Trascrivi dalla sentenza il passo che comincia con le parole "Sentenza di Cassazione" e si chiude dopo le parole "l’annullamento dell’ordinanza impugnata.", senza alcuna modifica.

Estratto:
━━━━━━━━━━━━━━━━━━━━━━━━━━━━━━

Sentenza di Cassazione Penale Sez. 6 Num. 45272 Anno 2024
Penale Sent. Sez. 6 Num. 45272 Anno 2024
Presidente: COGNOME
Relatore: COGNOME NOME
Data Udienza: 10/10/2024
SENTENZA
sul ricorso proposto da:
Corso COGNOME nato a Reggio Calabria il 18/01/1987 avverso l’ordinanza del 02/05/2024 del Tribunale del riesame di Reggio Calabria visti gli atti, il provvedimento impugnato e il ricorso; udita la relazione svolta dal Consigliere NOME COGNOME sentite le conclusioni del Pubblico Ministero, in persona del Sostituto Procuratore generale NOME COGNOME che ha chiesto il rigetto del ricorso; sentite le conclusioni della difesa di Corso COGNOME, Avvocato NOME COGNOME, anche in sostituzione dell’avvocato NOME COGNOME che chiede l’annullamento dell’ordinanza impugnata.

━━━━━━━━━━━━━━━━━━━━━━━━━━━━━━

Righe fornite:
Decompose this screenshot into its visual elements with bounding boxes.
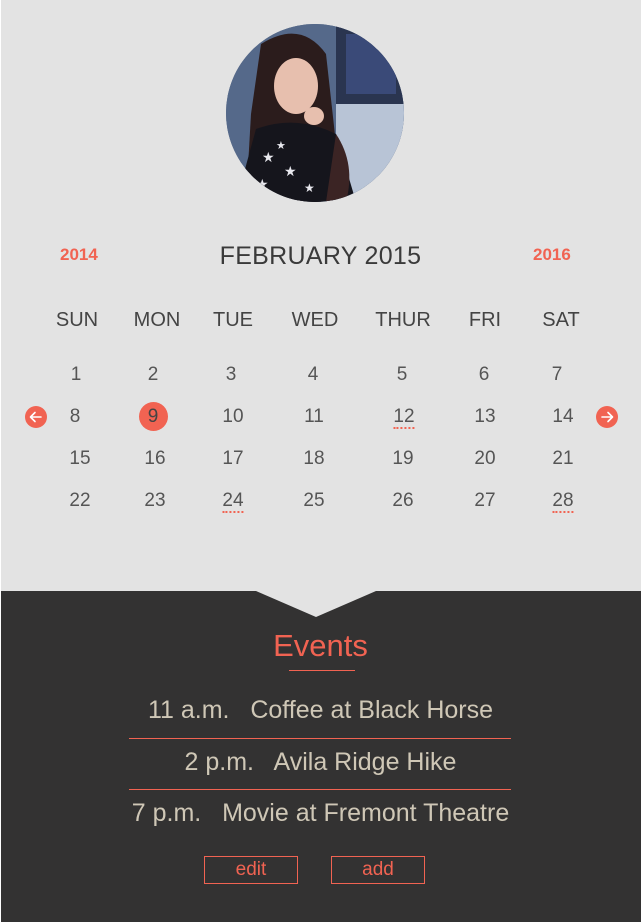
- day-cell[interactable]: 25: [303, 490, 324, 512]
- day-cell[interactable]: 13: [474, 406, 495, 428]
- weekday-tue: TUE: [213, 309, 253, 331]
- day-cell[interactable]: 10: [222, 406, 243, 428]
- event-divider: [129, 738, 511, 739]
- day-cell[interactable]: 11: [304, 406, 324, 428]
- day-cell-with-event[interactable]: 28: [552, 491, 574, 513]
- weekday-mon: MON: [133, 309, 181, 331]
- edit-button[interactable]: edit: [204, 856, 298, 884]
- day-cell[interactable]: 14: [552, 406, 573, 428]
- event-item[interactable]: 11 a.m. Coffee at Black Horse: [0, 696, 641, 725]
- events-title-underline: [289, 670, 355, 671]
- day-cell[interactable]: 8: [70, 406, 81, 428]
- day-cell[interactable]: 3: [226, 364, 237, 386]
- event-time: 2 p.m.: [184, 748, 255, 776]
- events-title: Events: [273, 628, 368, 663]
- day-cell[interactable]: 16: [144, 448, 165, 470]
- day-cell[interactable]: 1: [71, 364, 82, 386]
- panel-notch: [256, 591, 376, 617]
- weekday-sun: SUN: [55, 309, 99, 331]
- day-cell[interactable]: 23: [144, 490, 165, 512]
- svg-text:★: ★: [304, 181, 315, 195]
- next-month-button[interactable]: [596, 406, 618, 428]
- event-name: Movie at Fremont Theatre: [222, 799, 510, 827]
- weekday-wed: WED: [291, 309, 339, 331]
- day-cell[interactable]: 5: [397, 364, 408, 386]
- arrow-left-icon: [29, 411, 42, 423]
- day-cell[interactable]: 20: [474, 448, 495, 470]
- day-cell[interactable]: 22: [69, 490, 90, 512]
- next-year-button[interactable]: 2016: [533, 245, 571, 265]
- day-cell[interactable]: 2: [148, 364, 159, 386]
- day-cell[interactable]: 4: [308, 364, 319, 386]
- weekday-fri: FRI: [468, 309, 502, 331]
- prev-month-button[interactable]: [25, 406, 47, 428]
- weekday-sat: SAT: [542, 309, 580, 331]
- svg-text:★: ★: [262, 149, 275, 165]
- arrow-right-icon: [601, 411, 614, 423]
- calendar-app: ★ ★ ★ ★ ★ 2014 FEBRUARY 2015 2016 SUN MO…: [0, 0, 641, 922]
- day-cell-with-event[interactable]: 24: [222, 491, 244, 513]
- day-cell[interactable]: 21: [552, 448, 573, 470]
- event-item[interactable]: 7 p.m. Movie at Fremont Theatre: [0, 799, 641, 828]
- event-item[interactable]: 2 p.m. Avila Ridge Hike: [0, 748, 641, 777]
- event-time: 11 a.m.: [147, 696, 230, 724]
- svg-text:★: ★: [276, 140, 286, 152]
- add-button[interactable]: add: [331, 856, 425, 884]
- event-name: Coffee at Black Horse: [250, 696, 494, 724]
- event-name: Avila Ridge Hike: [273, 748, 457, 776]
- weekday-thur: THUR: [375, 309, 431, 331]
- svg-text:★: ★: [284, 163, 297, 179]
- day-cell-with-event[interactable]: 12: [393, 407, 415, 429]
- event-time: 7 p.m.: [131, 799, 202, 827]
- day-cell[interactable]: 19: [392, 448, 413, 470]
- day-cell[interactable]: 6: [479, 364, 490, 386]
- day-cell[interactable]: 7: [552, 364, 563, 386]
- day-cell-selected[interactable]: 9: [148, 406, 159, 428]
- event-divider: [129, 789, 511, 790]
- day-cell[interactable]: 15: [69, 448, 90, 470]
- day-cell[interactable]: 18: [303, 448, 324, 470]
- day-cell[interactable]: 26: [392, 490, 413, 512]
- day-cell[interactable]: 17: [222, 448, 243, 470]
- avatar: ★ ★ ★ ★ ★: [226, 24, 404, 202]
- day-cell[interactable]: 27: [474, 490, 495, 512]
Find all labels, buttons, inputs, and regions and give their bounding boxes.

━━━━━━━━━━━━━━━━━━━━━━━━━━━━━━

Risultato:
Sentenza di Cassazione Penale Sez. 6 Num. 45272 Anno 2024
Penale Sent. Sez. 6 Num. 45272 Anno 2024
Presidente: COGNOME
Relatore: COGNOME NOME
Data Udienza: 10/10/2024
SENTENZA
sul ricorso proposto da:
Corso COGNOME nato a Reggio Calabria il 18/01/1987 avverso l’ordinanza del 02/05/2024 del Tribunale del riesame di Reggio Calabria visti gli atti, il provvedimento impugnato e il ricorso; udita la relazione svolta dal Consigliere NOME COGNOME sentite le conclusioni del Pubblico Ministero, in persona del Sostituto Procuratore generale NOME COGNOME che ha chiesto il rigetto del ricorso; sentite le conclusioni della difesa di Corso COGNOME, Avvocato NOME COGNOME, anche in sostituzione dell’avvocato NOME COGNOME che chiede l’annullamento dell’ordinanza impugnata.